**PROBLEM TO WORK ON**
Please copy the listing below word for word, from the line with "panel-title[interactable]: CPU 2 <box>1625" up to and including the line with "bar-chart[interactable] <box>1737 253".

┌────────

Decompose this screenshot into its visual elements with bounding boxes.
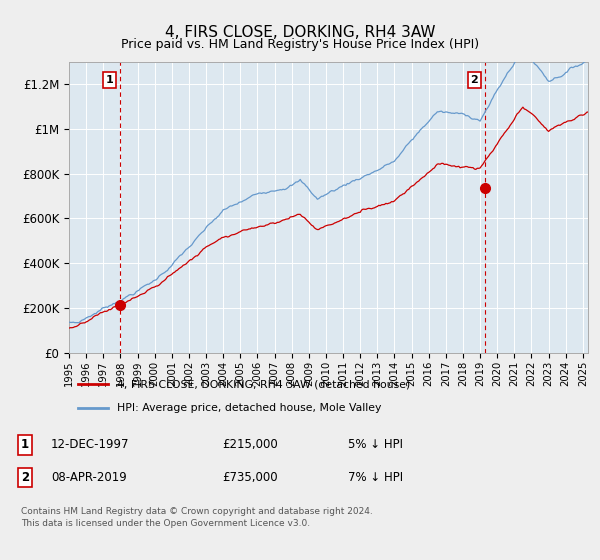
Text: £735,000: £735,000	[222, 471, 278, 484]
Text: Contains HM Land Registry data © Crown copyright and database right 2024.
This d: Contains HM Land Registry data © Crown c…	[21, 507, 373, 528]
Text: Price paid vs. HM Land Registry's House Price Index (HPI): Price paid vs. HM Land Registry's House …	[121, 38, 479, 51]
Text: £215,000: £215,000	[222, 438, 278, 451]
Text: 1: 1	[106, 75, 113, 85]
Text: 1: 1	[21, 438, 29, 451]
Text: 2: 2	[470, 75, 478, 85]
Text: 4, FIRS CLOSE, DORKING, RH4 3AW: 4, FIRS CLOSE, DORKING, RH4 3AW	[165, 25, 435, 40]
Text: 2: 2	[21, 471, 29, 484]
Text: 5% ↓ HPI: 5% ↓ HPI	[348, 438, 403, 451]
Text: 4, FIRS CLOSE, DORKING, RH4 3AW (detached house): 4, FIRS CLOSE, DORKING, RH4 3AW (detache…	[116, 380, 410, 390]
Text: HPI: Average price, detached house, Mole Valley: HPI: Average price, detached house, Mole…	[116, 403, 381, 413]
Text: 12-DEC-1997: 12-DEC-1997	[51, 438, 130, 451]
Text: 08-APR-2019: 08-APR-2019	[51, 471, 127, 484]
Text: 7% ↓ HPI: 7% ↓ HPI	[348, 471, 403, 484]
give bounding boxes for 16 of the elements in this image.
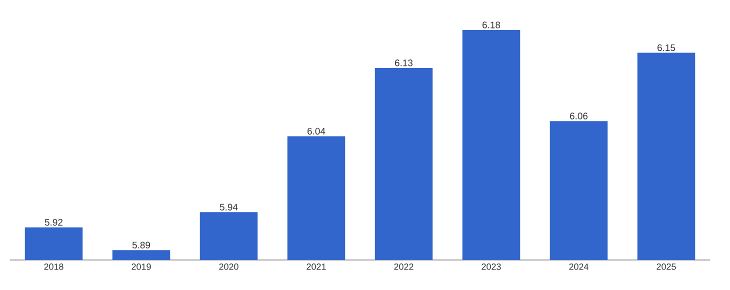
data-label: 6.13 bbox=[395, 60, 413, 66]
data-label: 6.04 bbox=[308, 128, 326, 135]
x-tick-label: 2018 bbox=[44, 264, 64, 270]
data-label: 5.92 bbox=[44, 218, 62, 226]
x-tick-label: 2019 bbox=[132, 264, 151, 270]
x-tick-label: 2023 bbox=[482, 264, 501, 270]
data-label: 6.18 bbox=[482, 22, 500, 28]
x-tick-label: 2020 bbox=[219, 264, 238, 270]
x-tick-label: 2021 bbox=[306, 264, 326, 270]
data-label: 6.06 bbox=[570, 112, 588, 120]
data-label: 5.94 bbox=[220, 204, 238, 210]
data-label: 5.89 bbox=[132, 242, 150, 248]
x-tick-label: 2025 bbox=[656, 264, 676, 270]
x-tick-label: 2022 bbox=[394, 264, 414, 270]
data-label: 6.15 bbox=[658, 44, 676, 52]
x-tick-label: 2024 bbox=[569, 264, 588, 270]
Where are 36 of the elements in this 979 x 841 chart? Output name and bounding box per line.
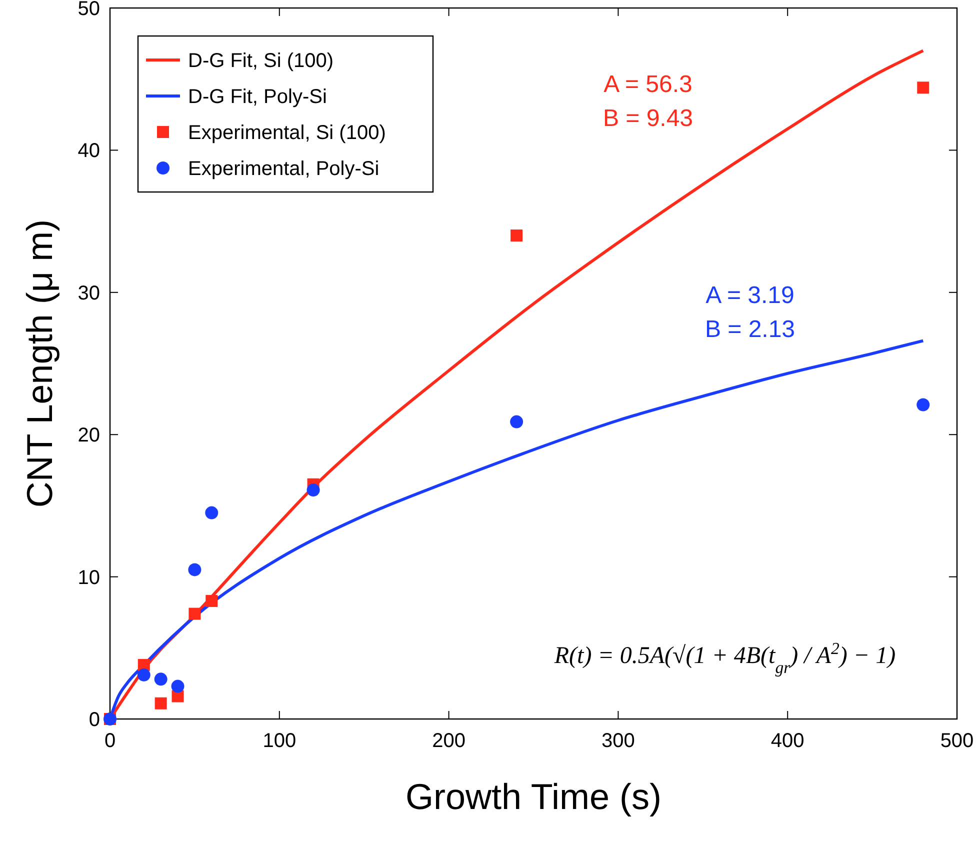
legend-label: D-G Fit, Si (100) <box>188 50 334 72</box>
annotation: B = 9.43 <box>602 105 694 132</box>
point <box>137 668 150 682</box>
point <box>917 82 930 94</box>
x-tick-label: 400 <box>770 730 804 752</box>
point <box>188 608 201 620</box>
point <box>188 563 202 576</box>
annotation: A = 56.3 <box>604 71 692 98</box>
x-tick-label: 500 <box>940 730 974 752</box>
y-tick-label: 40 <box>78 140 100 162</box>
y-tick-label: 50 <box>78 0 100 20</box>
point <box>306 484 320 497</box>
x-tick-label: 200 <box>432 730 466 752</box>
y-tick-label: 10 <box>78 566 100 589</box>
x-tick-label: 100 <box>262 730 296 752</box>
y-tick-label: 30 <box>78 282 100 304</box>
y-tick-label: 20 <box>78 424 100 447</box>
point <box>171 680 184 693</box>
point <box>154 697 167 710</box>
legend-label: Experimental, Poly-Si <box>188 158 380 180</box>
point <box>916 398 930 412</box>
x-tick-label: 300 <box>602 730 635 752</box>
point <box>205 506 218 520</box>
annotation: A = 3.19 <box>706 282 794 309</box>
y-axis-title: CNT Length (μ m) <box>19 219 60 508</box>
annotation: R(t) = 0.5A(√(1 + 4B(t$_{gr}$) / A$^{2}$) − 1) <box>553 638 896 676</box>
x-axis-title: Growth Time (s) <box>405 776 662 817</box>
x-tick-label: 0 <box>104 730 116 752</box>
point <box>510 415 524 428</box>
point <box>154 672 168 686</box>
legend-label: Experimental, Si (100) <box>188 122 386 144</box>
annotation: B = 2.13 <box>704 316 796 343</box>
legend-label: D-G Fit, Poly-Si <box>188 86 327 108</box>
y-tick-label: 0 <box>88 709 100 731</box>
point <box>206 594 218 607</box>
point <box>510 230 523 242</box>
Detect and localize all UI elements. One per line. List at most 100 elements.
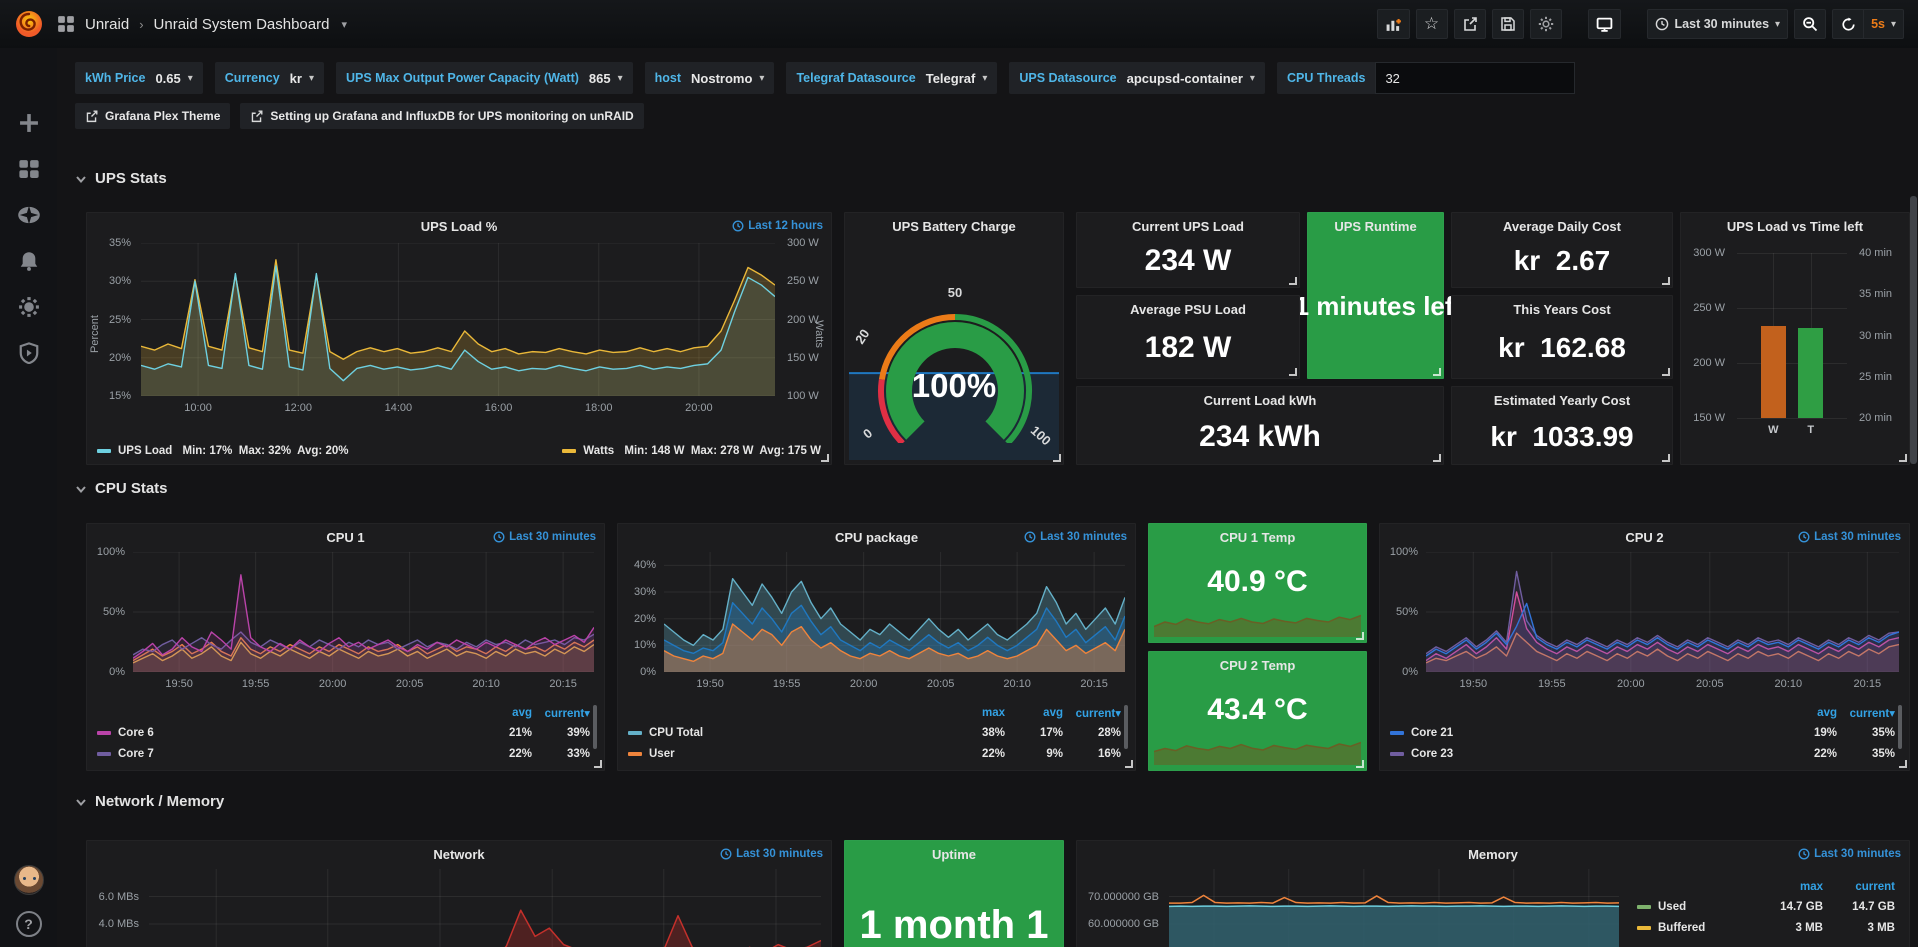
panel-title[interactable]: CPU 2 <box>1625 530 1664 545</box>
panel-title[interactable]: UPS Battery Charge <box>892 219 1016 234</box>
ups-load-chart[interactable] <box>141 243 775 396</box>
legend-sort-header[interactable]: avg <box>1817 706 1837 719</box>
breadcrumb-caret-icon[interactable]: ▾ <box>341 18 347 31</box>
variable-ups-datasource[interactable]: UPS Datasource apcupsd-container ▾ <box>1009 62 1265 94</box>
variable-kwh-price[interactable]: kWh Price 0.65 ▾ <box>75 62 203 94</box>
legend-row[interactable]: Core 23 22% 35% <box>1390 743 1895 764</box>
panel-title[interactable]: Memory <box>1468 847 1518 862</box>
save-button[interactable] <box>1491 9 1524 39</box>
panel-title[interactable]: UPS Load % <box>420 219 498 234</box>
legend-sort-header[interactable]: current▾ <box>1075 707 1121 720</box>
variable-value[interactable]: 865 ▾ <box>588 70 623 86</box>
variable-ups-max-output-power-capacity-watt-[interactable]: UPS Max Output Power Capacity (Watt) 865 ▾ <box>336 62 633 94</box>
legend-series-name[interactable]: CPU Total <box>628 727 947 739</box>
panel-title[interactable]: UPS Load vs Time left <box>1726 219 1864 234</box>
breadcrumb-dashboard-title[interactable]: Unraid System Dashboard <box>153 15 330 33</box>
panel-time-override[interactable]: Last 30 minutes <box>1798 848 1901 860</box>
sidebar-item-dashboards[interactable] <box>0 146 57 192</box>
panel-title[interactable]: Average Daily Cost <box>1502 219 1621 234</box>
variable-cpu-threads[interactable]: CPU Threads <box>1276 62 1576 94</box>
panel-title[interactable]: CPU package <box>834 530 919 545</box>
variable-value[interactable]: Telegraf ▾ <box>925 70 988 86</box>
legend-row[interactable]: Core 7 22% 33% <box>97 743 590 764</box>
legend-scrollbar[interactable] <box>1124 705 1128 749</box>
bar-chart[interactable] <box>1737 253 1847 419</box>
variable-currency[interactable]: Currency kr ▾ <box>214 62 324 94</box>
legend-series-name[interactable]: Core 6 <box>97 727 474 739</box>
user-avatar[interactable] <box>13 865 44 895</box>
variable-value[interactable]: 0.65 ▾ <box>155 70 193 86</box>
star-button[interactable]: ☆ <box>1415 9 1448 39</box>
sidebar-item-explore[interactable] <box>0 192 57 238</box>
legend-row[interactable]: Core 21 19% 35% <box>1390 722 1895 743</box>
legend-series-name[interactable]: Used <box>1637 901 1751 913</box>
legend-series-name[interactable]: Core 21 <box>1390 727 1779 739</box>
legend-sort-header[interactable]: max <box>1799 880 1823 893</box>
refresh-button[interactable] <box>1832 9 1865 39</box>
legend-scrollbar[interactable] <box>593 705 597 749</box>
help-button[interactable]: ? <box>15 911 42 937</box>
variable-value[interactable]: Nostromo ▾ <box>691 70 765 86</box>
variable-input[interactable] <box>1375 62 1576 94</box>
time-range-picker[interactable]: Last 30 minutes ▾ <box>1646 9 1789 39</box>
apps-grid-icon[interactable] <box>57 15 75 33</box>
legend-series-name[interactable]: Core 7 <box>97 748 474 760</box>
sidebar-item-alerting[interactable] <box>0 238 57 284</box>
legend-series[interactable]: UPS Load Min: 17% Max: 32% Avg: 20% <box>97 445 348 457</box>
cpu1-chart[interactable] <box>133 552 594 672</box>
sidebar-item-server-admin[interactable] <box>0 330 57 376</box>
bar-t[interactable] <box>1798 328 1824 418</box>
panel-time-override[interactable]: Last 30 minutes <box>720 848 823 860</box>
legend-sort-header[interactable]: current <box>1855 880 1895 893</box>
legend-sort-header[interactable]: current▾ <box>1849 707 1895 720</box>
network-chart[interactable] <box>149 869 821 947</box>
panel-title[interactable]: Average PSU Load <box>1130 302 1246 317</box>
legend-sort-header[interactable]: current▾ <box>544 707 590 720</box>
panel-time-override[interactable]: Last 12 hours <box>732 220 823 232</box>
variable-value[interactable]: kr ▾ <box>289 70 314 86</box>
refresh-interval-select[interactable]: 5s ▾ <box>1864 9 1904 39</box>
legend-row[interactable]: CPU Total 38% 17% 28% <box>628 722 1121 743</box>
add-panel-button[interactable] <box>1376 9 1410 39</box>
panel-title[interactable]: Estimated Yearly Cost <box>1493 393 1631 408</box>
section-header-network-memory[interactable]: Network / Memory <box>75 793 224 810</box>
legend-series-name[interactable]: Core 23 <box>1390 748 1779 760</box>
panel-title[interactable]: CPU 2 Temp <box>1219 658 1296 673</box>
panel-title[interactable]: CPU 1 <box>326 530 365 545</box>
grafana-logo-icon[interactable] <box>0 8 57 40</box>
panel-time-override[interactable]: Last 30 minutes <box>1024 531 1127 543</box>
dashboard-settings-button[interactable] <box>1529 9 1562 39</box>
sidebar-item-create[interactable] <box>0 100 57 146</box>
section-header-ups-stats[interactable]: UPS Stats <box>75 170 167 187</box>
cycle-view-mode-button[interactable] <box>1587 9 1621 39</box>
legend-series-name[interactable]: Buffered <box>1637 922 1751 934</box>
panel-time-override[interactable]: Last 30 minutes <box>493 531 596 543</box>
page-scrollbar[interactable] <box>1910 196 1917 464</box>
legend-sort-header[interactable]: avg <box>1043 706 1063 719</box>
panel-title[interactable]: Uptime <box>931 847 977 862</box>
legend-row[interactable]: Core 6 21% 39% <box>97 722 590 743</box>
sidebar-item-configuration[interactable] <box>0 284 57 330</box>
memory-chart[interactable] <box>1169 869 1619 947</box>
panel-title[interactable]: UPS Runtime <box>1334 219 1417 234</box>
panel-title[interactable]: CPU 1 Temp <box>1219 530 1296 545</box>
panel-time-override[interactable]: Last 30 minutes <box>1798 531 1901 543</box>
zoom-out-button[interactable] <box>1794 9 1827 39</box>
legend-series-name[interactable]: User <box>628 748 947 760</box>
breadcrumb-app[interactable]: Unraid <box>85 15 130 33</box>
legend-sort-header[interactable]: max <box>981 706 1005 719</box>
legend-scrollbar[interactable] <box>1898 705 1902 749</box>
variable-value[interactable]: apcupsd-container ▾ <box>1126 70 1255 86</box>
panel-title[interactable]: This Years Cost <box>1513 302 1611 317</box>
cpu-package-chart[interactable] <box>664 552 1125 672</box>
legend-row[interactable]: User 22% 9% 16% <box>628 743 1121 764</box>
variable-host[interactable]: host Nostromo ▾ <box>644 62 775 94</box>
share-button[interactable] <box>1453 9 1486 39</box>
cpu2-chart[interactable] <box>1426 552 1899 672</box>
legend-sort-header[interactable]: avg <box>512 706 532 719</box>
bar-w[interactable] <box>1760 325 1786 418</box>
panel-title[interactable]: Current Load kWh <box>1203 393 1317 408</box>
dashboard-link[interactable]: Setting up Grafana and InfluxDB for UPS … <box>240 103 644 129</box>
panel-title[interactable]: Current UPS Load <box>1132 219 1244 234</box>
legend-series[interactable]: Watts Min: 148 W Max: 278 W Avg: 175 W <box>562 445 821 457</box>
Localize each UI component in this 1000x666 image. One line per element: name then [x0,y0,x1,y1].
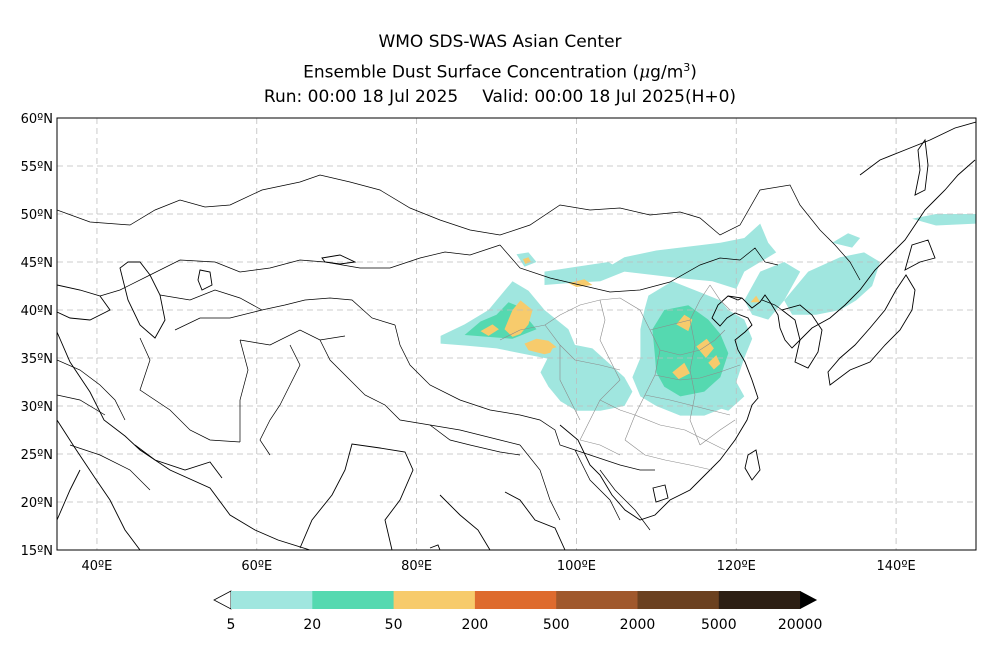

└────────

**WRITTEN SOLUTION**
panel-title[interactable]: CPU 2 <box>1625 530 1664 545</box>
panel-title[interactable]: UPS Battery Charge <box>892 219 1016 234</box>
ups-load-chart[interactable] <box>141 243 775 396</box>
legend-sort-header[interactable]: avg <box>1817 706 1837 719</box>
breadcrumb-caret-icon[interactable]: ▾ <box>341 18 347 31</box>
variable-ups-datasource[interactable]: UPS Datasource apcupsd-container ▾ <box>1009 62 1265 94</box>
variable-kwh-price[interactable]: kWh Price 0.65 ▾ <box>75 62 203 94</box>
legend-row[interactable]: Core 23 22% 35% <box>1390 743 1895 764</box>
panel-title[interactable]: Memory <box>1468 847 1518 862</box>
save-button[interactable] <box>1491 9 1524 39</box>
panel-title[interactable]: UPS Load % <box>420 219 498 234</box>
legend-sort-header[interactable]: current▾ <box>1075 707 1121 720</box>
variable-value[interactable]: 865 ▾ <box>588 70 623 86</box>
variable-ups-max-output-power-capacity-watt-[interactable]: UPS Max Output Power Capacity (Watt) 865 ▾ <box>336 62 633 94</box>
legend-series-name[interactable]: CPU Total <box>628 727 947 739</box>
panel-title[interactable]: UPS Load vs Time left <box>1726 219 1864 234</box>
breadcrumb-dashboard-title[interactable]: Unraid System Dashboard <box>153 15 330 33</box>
panel-time-override[interactable]: Last 30 minutes <box>1798 848 1901 860</box>
sidebar-item-dashboards[interactable] <box>0 146 57 192</box>
panel-title[interactable]: Average Daily Cost <box>1502 219 1621 234</box>
variable-cpu-threads[interactable]: CPU Threads <box>1276 62 1576 94</box>
panel-title[interactable]: CPU package <box>834 530 919 545</box>
variable-value[interactable]: Telegraf ▾ <box>925 70 988 86</box>
legend-row[interactable]: Core 7 22% 33% <box>97 743 590 764</box>
legend-scrollbar[interactable] <box>1124 705 1128 749</box>
bar-chart[interactable] <box>1737 253 1847 419</box>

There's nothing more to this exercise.